MATERIAL TO PROCESS
------------------------------------------------------------------------
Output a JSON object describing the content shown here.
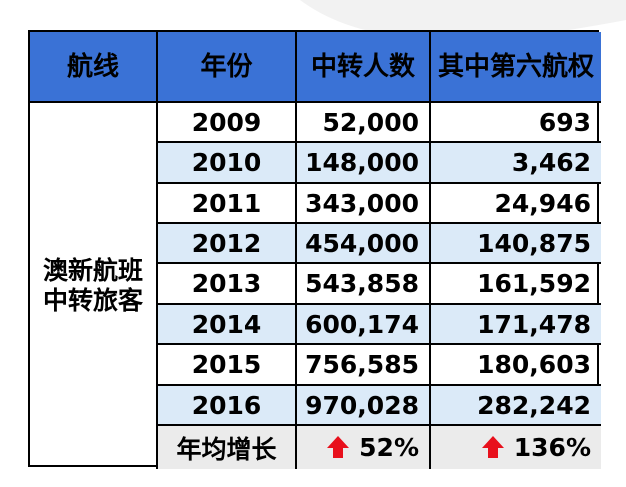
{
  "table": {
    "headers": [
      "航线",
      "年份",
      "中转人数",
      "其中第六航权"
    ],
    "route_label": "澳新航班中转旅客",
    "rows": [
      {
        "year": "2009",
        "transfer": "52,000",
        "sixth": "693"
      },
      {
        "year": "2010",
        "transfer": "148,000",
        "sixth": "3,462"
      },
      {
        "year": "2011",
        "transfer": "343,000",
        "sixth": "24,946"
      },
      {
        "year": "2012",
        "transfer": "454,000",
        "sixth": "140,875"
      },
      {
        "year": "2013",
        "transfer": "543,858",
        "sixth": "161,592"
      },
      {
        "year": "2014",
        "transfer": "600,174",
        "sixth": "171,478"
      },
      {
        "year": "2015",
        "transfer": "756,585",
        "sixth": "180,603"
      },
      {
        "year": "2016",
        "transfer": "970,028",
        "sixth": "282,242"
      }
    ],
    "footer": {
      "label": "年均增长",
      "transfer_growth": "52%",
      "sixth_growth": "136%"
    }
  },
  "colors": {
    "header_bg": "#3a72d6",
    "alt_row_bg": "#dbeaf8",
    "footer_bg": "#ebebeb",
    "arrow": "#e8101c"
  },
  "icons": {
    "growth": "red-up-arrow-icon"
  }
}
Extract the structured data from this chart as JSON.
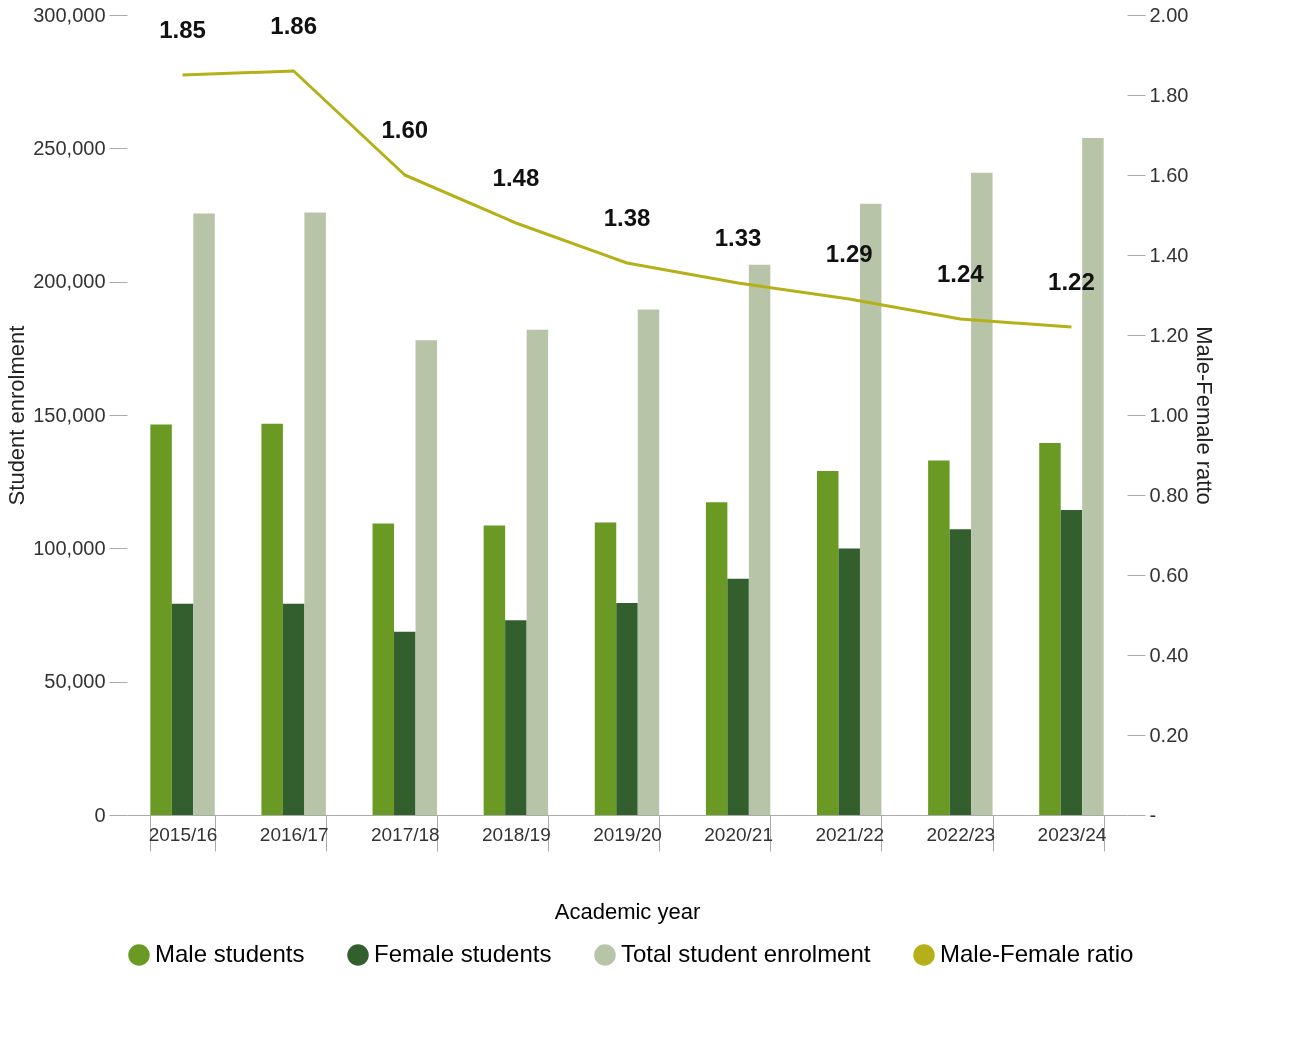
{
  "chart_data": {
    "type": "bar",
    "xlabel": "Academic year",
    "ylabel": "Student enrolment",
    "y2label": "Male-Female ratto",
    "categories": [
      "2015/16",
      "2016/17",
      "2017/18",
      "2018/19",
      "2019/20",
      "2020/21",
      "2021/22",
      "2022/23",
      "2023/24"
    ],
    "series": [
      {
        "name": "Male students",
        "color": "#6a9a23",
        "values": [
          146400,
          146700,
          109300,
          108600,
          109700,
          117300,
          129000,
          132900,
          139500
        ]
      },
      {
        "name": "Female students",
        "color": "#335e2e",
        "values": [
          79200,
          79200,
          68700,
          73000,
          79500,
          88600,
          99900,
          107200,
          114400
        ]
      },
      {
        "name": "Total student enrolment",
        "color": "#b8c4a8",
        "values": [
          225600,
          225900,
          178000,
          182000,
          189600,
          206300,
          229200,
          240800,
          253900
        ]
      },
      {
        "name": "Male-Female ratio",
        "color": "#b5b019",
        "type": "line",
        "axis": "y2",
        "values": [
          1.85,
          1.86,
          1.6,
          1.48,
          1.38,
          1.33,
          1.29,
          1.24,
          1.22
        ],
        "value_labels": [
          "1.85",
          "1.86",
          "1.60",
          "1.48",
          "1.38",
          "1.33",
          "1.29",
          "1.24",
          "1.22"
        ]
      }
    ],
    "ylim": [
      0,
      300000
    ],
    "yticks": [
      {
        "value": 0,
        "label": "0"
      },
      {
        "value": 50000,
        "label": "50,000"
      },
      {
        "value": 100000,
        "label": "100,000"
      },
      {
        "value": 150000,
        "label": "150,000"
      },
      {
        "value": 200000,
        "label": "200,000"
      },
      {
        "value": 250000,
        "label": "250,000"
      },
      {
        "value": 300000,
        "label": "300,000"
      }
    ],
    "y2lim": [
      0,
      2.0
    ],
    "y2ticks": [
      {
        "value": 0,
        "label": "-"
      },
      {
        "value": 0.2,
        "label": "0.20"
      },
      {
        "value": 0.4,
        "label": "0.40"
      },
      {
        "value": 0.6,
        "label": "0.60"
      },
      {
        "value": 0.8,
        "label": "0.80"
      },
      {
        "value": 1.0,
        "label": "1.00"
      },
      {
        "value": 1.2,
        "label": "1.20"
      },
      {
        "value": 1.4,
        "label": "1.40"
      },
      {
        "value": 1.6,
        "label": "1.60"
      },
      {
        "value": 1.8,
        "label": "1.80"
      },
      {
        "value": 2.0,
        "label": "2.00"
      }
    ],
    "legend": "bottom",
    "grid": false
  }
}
------------------------------------------------------------------------
SET EXERCISE
Using the records above, select and copy every line that has the word "name".

SOLUTION TO THE EXERCISE
        "name": "Male students",
        "name": "Female students",
        "name": "Total student enrolment",
        "name": "Male-Female ratio",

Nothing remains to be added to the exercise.